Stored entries

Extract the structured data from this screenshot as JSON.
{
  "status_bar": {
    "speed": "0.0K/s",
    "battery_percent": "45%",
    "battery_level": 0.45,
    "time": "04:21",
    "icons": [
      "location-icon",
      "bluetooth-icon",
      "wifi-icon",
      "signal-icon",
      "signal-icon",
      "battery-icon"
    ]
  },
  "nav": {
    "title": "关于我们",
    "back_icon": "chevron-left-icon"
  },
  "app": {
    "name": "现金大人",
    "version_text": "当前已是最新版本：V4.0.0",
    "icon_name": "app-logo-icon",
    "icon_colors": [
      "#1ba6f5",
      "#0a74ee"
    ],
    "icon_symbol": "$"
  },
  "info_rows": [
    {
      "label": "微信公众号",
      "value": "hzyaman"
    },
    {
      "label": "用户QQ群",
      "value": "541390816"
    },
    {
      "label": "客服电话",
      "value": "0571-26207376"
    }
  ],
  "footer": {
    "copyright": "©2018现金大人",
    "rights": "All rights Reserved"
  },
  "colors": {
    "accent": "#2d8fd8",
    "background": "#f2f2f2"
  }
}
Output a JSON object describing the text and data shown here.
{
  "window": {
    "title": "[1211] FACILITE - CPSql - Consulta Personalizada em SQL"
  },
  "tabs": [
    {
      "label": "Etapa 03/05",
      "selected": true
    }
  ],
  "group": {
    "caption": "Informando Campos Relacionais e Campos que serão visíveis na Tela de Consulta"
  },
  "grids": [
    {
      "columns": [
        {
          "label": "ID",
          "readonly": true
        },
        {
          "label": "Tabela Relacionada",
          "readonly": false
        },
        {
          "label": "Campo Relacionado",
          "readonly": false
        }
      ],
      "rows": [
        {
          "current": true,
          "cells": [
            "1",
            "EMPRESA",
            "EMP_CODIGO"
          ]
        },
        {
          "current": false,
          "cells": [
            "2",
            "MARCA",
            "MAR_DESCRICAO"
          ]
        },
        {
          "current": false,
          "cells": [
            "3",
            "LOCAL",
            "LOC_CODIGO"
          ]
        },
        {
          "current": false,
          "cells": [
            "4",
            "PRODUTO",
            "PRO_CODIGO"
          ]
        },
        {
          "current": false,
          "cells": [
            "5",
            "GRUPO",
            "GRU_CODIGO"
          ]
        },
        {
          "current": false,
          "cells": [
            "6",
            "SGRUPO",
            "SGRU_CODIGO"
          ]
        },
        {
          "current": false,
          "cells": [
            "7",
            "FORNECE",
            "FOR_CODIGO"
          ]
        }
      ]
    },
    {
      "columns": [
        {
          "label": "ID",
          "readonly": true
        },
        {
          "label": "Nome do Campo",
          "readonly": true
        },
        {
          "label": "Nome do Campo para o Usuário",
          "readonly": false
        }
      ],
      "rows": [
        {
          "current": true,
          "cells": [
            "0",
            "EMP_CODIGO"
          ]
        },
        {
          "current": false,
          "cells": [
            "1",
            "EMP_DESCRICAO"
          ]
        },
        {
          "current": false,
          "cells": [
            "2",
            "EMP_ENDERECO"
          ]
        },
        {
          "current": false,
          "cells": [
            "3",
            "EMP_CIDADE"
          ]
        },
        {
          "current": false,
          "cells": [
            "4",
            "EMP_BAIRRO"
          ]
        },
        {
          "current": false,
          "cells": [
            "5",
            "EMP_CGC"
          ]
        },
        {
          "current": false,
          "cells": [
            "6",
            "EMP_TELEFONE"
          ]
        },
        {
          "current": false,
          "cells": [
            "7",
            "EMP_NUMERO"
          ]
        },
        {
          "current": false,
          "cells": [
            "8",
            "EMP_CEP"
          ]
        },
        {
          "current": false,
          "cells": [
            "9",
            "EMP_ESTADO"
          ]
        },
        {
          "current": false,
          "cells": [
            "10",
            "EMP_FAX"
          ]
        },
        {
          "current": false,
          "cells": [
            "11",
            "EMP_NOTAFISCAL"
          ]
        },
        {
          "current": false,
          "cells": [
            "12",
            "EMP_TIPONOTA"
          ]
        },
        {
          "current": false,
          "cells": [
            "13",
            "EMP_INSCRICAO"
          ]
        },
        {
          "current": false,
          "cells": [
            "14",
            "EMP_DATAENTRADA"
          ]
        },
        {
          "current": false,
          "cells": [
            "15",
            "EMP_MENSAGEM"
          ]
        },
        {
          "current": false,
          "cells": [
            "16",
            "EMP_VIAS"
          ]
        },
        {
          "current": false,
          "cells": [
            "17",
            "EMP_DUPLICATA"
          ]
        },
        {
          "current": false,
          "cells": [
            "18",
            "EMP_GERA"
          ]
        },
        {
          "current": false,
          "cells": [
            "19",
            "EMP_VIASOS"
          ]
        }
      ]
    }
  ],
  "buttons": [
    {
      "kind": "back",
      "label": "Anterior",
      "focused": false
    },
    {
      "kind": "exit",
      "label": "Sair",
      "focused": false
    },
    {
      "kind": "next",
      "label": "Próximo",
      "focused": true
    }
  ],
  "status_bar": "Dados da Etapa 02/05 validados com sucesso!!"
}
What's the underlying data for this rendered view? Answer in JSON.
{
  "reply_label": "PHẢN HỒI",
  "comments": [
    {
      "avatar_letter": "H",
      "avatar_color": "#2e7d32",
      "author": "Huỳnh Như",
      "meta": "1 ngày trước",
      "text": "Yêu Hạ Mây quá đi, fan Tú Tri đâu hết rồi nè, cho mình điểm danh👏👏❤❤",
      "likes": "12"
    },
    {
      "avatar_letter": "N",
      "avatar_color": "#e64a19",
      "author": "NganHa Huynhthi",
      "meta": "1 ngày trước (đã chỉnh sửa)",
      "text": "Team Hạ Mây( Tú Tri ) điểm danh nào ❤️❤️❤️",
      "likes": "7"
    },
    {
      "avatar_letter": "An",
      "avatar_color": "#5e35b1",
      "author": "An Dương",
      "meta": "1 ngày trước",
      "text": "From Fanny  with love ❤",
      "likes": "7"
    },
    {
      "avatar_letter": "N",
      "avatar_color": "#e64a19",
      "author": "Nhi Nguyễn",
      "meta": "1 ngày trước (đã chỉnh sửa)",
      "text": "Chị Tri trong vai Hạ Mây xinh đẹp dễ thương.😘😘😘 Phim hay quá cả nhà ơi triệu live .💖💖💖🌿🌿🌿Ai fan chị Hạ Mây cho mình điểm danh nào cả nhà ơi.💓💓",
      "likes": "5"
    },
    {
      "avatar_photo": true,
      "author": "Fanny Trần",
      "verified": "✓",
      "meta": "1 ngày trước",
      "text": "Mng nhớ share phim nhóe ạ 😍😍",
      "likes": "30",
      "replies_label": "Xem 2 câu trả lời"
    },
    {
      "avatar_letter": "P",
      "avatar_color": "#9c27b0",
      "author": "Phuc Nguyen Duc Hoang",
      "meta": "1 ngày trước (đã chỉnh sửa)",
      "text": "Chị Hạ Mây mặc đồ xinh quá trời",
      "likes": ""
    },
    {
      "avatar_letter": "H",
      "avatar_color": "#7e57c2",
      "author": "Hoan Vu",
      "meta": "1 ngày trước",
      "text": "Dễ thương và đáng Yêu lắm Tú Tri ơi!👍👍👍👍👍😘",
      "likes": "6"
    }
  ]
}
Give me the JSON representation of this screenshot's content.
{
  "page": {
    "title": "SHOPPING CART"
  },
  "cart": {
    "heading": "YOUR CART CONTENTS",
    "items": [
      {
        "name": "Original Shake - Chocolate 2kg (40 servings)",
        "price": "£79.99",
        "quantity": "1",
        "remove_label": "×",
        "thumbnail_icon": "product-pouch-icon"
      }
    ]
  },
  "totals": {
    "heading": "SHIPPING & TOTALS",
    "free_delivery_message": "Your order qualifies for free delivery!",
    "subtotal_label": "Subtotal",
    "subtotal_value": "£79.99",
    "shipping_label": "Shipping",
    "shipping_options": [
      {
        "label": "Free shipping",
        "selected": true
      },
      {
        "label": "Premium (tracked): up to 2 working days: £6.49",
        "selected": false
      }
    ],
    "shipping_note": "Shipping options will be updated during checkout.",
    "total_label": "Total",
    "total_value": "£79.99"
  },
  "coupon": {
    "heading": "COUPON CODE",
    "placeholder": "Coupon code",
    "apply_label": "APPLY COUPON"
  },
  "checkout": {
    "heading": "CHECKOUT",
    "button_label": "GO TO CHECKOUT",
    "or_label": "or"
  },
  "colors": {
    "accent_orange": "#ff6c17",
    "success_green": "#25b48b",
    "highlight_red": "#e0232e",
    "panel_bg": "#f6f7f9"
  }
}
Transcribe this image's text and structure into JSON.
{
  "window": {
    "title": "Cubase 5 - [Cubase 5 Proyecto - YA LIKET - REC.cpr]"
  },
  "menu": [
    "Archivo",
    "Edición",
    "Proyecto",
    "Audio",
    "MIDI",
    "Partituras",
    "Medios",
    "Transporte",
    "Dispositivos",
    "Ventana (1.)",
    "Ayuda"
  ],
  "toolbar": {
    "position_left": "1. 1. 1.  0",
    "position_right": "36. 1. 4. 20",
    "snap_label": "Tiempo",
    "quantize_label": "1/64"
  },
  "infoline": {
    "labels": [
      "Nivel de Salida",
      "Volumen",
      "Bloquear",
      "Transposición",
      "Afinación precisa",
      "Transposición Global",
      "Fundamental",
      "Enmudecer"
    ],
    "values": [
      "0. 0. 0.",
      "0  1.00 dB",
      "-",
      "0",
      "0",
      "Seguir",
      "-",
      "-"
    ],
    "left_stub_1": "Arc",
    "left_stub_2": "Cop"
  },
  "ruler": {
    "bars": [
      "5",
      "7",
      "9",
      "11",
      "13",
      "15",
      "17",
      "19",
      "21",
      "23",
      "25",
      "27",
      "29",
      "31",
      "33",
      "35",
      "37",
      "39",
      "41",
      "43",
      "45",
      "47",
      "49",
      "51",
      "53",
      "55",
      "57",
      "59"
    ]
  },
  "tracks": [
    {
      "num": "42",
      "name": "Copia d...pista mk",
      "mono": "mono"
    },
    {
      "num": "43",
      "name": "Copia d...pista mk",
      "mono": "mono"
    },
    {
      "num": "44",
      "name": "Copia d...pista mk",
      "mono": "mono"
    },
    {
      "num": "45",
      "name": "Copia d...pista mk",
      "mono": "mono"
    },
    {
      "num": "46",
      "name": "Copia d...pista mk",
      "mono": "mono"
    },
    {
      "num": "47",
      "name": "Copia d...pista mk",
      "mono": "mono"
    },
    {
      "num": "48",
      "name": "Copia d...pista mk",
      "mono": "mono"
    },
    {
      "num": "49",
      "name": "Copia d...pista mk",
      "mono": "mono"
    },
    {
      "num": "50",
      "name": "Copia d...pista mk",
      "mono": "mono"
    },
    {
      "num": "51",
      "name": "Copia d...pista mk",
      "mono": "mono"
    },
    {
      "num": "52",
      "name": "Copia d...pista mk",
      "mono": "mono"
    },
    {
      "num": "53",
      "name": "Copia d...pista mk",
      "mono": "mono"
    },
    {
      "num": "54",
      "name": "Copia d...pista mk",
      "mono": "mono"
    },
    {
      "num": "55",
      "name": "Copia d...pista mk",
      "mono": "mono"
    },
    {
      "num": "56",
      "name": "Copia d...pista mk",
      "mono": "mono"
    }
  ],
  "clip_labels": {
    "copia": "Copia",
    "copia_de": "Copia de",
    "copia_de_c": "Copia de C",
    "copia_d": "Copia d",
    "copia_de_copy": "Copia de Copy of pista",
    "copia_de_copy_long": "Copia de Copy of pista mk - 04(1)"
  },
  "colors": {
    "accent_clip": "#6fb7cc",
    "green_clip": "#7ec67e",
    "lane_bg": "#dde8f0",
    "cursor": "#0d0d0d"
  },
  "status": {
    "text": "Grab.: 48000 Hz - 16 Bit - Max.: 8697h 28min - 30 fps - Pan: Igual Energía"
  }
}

Task statement
Scan the material and collect every line that contains "Proyecto".

Exercise answer
    "title": "Cubase 5 - [Cubase 5 Proyecto - YA LIKET - REC.cpr]"
    "Proyecto",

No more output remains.